_What is asked_.
Look through the records that follow. Copy every line containing the word "valamint".

_Dataset content_.
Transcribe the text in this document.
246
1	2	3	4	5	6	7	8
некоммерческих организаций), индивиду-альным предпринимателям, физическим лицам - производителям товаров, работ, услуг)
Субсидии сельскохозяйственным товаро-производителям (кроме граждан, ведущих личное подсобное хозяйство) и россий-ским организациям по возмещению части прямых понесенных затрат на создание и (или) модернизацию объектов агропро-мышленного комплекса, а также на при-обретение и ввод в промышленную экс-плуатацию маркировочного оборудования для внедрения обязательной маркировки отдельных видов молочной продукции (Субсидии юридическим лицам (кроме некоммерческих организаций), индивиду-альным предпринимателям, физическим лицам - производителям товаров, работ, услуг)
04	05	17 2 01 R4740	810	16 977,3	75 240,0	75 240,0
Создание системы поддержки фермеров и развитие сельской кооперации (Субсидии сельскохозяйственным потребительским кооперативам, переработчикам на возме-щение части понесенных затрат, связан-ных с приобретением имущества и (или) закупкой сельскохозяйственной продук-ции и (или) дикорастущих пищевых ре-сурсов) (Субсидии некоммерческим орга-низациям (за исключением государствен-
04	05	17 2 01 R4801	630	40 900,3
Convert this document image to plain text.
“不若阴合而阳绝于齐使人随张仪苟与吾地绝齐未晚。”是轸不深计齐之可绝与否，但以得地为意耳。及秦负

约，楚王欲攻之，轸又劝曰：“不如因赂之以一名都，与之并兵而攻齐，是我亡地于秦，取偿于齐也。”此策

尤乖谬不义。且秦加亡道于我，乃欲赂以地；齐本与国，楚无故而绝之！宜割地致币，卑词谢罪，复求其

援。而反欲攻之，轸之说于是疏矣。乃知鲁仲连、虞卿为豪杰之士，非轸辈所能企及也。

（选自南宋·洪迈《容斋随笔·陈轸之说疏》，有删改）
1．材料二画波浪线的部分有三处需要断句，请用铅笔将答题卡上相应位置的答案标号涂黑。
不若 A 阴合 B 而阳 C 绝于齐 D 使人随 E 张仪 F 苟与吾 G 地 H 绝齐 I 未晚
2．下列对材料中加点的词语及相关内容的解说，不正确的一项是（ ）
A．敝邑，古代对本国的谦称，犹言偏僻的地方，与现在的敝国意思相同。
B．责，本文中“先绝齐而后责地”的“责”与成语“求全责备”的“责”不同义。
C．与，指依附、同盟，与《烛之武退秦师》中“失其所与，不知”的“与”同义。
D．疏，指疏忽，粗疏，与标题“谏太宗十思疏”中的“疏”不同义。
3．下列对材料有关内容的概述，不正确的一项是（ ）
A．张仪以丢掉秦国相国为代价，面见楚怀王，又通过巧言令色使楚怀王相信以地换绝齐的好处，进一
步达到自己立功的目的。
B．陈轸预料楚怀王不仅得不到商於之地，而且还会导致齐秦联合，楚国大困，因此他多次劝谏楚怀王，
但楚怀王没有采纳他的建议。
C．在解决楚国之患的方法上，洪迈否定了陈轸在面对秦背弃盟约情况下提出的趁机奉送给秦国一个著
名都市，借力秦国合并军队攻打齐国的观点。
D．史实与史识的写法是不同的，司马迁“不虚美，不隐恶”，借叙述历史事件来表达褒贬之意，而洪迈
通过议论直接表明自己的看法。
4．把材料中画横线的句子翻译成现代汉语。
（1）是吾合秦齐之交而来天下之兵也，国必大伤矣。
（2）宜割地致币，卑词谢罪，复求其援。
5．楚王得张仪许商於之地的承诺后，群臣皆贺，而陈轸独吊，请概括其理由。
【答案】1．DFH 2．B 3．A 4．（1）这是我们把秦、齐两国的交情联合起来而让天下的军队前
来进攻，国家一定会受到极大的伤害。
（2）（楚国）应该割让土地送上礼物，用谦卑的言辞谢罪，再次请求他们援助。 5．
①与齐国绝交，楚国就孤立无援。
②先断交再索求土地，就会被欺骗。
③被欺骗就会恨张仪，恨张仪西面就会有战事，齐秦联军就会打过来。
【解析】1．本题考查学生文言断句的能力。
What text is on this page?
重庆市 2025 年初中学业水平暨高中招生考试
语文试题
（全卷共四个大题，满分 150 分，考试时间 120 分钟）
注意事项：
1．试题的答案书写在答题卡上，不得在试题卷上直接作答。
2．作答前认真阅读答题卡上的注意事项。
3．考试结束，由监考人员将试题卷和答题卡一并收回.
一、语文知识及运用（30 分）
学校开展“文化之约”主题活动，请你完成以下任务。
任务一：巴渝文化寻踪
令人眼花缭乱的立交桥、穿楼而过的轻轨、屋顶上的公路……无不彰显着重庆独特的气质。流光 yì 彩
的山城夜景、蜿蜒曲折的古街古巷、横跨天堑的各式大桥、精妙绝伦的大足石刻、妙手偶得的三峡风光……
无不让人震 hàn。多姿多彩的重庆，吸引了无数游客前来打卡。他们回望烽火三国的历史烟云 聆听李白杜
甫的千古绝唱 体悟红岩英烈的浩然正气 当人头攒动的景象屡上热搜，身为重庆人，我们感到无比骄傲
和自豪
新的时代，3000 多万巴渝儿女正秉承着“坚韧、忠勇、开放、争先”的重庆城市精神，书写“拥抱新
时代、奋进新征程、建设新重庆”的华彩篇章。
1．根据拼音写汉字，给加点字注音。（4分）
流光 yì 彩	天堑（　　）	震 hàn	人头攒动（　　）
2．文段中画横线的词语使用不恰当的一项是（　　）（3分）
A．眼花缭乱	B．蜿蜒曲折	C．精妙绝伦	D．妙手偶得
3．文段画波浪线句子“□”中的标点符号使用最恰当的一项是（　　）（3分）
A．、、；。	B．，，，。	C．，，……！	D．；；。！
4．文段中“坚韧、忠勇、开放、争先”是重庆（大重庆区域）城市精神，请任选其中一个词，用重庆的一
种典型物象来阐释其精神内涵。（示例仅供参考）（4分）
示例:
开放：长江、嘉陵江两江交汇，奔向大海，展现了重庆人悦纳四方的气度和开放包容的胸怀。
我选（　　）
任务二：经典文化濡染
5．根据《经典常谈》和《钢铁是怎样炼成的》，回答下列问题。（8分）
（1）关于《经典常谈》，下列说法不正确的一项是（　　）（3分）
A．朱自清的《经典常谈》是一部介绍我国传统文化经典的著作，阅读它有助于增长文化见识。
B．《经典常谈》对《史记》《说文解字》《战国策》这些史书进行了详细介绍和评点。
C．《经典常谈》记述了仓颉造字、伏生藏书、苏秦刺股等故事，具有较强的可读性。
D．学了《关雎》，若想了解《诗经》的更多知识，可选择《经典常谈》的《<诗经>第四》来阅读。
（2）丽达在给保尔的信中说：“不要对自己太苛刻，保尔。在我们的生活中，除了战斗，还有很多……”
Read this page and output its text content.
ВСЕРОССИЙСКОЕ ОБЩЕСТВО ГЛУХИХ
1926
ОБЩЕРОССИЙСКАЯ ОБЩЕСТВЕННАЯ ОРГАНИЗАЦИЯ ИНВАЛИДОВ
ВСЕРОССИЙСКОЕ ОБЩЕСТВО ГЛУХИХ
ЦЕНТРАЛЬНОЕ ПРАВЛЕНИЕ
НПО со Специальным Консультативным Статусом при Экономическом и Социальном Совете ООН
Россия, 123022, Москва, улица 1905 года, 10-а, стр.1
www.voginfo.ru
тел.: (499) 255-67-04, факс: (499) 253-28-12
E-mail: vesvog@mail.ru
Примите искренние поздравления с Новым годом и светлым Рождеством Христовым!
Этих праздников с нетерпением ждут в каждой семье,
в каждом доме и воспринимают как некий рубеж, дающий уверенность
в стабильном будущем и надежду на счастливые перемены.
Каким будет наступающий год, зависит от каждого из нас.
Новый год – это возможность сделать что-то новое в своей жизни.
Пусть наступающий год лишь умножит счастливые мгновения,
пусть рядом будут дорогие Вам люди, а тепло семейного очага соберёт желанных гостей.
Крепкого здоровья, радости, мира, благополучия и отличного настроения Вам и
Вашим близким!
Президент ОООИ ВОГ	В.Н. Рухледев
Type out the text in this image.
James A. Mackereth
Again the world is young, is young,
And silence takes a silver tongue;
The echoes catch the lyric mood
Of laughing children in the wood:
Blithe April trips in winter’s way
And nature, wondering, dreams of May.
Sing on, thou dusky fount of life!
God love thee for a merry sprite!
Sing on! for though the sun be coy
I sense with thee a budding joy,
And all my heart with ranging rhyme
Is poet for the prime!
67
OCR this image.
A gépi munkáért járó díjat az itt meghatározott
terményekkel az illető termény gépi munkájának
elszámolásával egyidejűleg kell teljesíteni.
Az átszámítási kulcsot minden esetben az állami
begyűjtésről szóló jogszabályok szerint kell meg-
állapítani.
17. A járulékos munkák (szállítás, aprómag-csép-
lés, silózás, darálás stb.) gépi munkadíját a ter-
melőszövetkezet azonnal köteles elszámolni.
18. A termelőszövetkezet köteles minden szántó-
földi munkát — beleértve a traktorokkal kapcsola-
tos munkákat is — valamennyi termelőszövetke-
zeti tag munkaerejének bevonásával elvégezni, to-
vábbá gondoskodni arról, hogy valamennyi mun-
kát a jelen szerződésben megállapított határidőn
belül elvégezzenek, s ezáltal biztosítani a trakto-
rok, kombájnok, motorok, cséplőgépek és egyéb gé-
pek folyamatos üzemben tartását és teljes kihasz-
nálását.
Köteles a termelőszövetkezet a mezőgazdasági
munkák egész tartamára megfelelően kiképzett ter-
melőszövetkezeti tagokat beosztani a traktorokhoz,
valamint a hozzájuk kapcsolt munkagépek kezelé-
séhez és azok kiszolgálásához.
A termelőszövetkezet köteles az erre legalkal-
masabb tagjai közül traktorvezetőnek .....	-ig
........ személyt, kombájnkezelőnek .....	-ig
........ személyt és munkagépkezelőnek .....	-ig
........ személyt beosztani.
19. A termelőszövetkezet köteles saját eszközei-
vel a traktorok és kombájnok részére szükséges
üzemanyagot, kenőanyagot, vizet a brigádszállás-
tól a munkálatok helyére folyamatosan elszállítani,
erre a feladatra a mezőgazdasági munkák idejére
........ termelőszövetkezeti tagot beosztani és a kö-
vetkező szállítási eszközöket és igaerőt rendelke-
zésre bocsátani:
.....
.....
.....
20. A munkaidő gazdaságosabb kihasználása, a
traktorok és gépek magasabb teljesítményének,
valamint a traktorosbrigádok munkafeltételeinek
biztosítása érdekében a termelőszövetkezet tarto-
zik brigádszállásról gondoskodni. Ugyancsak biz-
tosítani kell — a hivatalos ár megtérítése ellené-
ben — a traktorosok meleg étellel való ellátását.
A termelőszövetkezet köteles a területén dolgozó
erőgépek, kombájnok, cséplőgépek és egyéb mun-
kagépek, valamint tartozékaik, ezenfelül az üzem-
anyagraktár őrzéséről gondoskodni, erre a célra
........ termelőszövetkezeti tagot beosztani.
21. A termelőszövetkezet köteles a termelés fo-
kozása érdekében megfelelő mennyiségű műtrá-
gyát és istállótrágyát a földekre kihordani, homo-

_Solution to this task_.
valamint a hozzájuk kapcsolt munkagépek kezelé-
valamint a traktorosbrigádok munkafeltételeinek
kagépek, valamint tartozékaik, ezenfelül az üzem-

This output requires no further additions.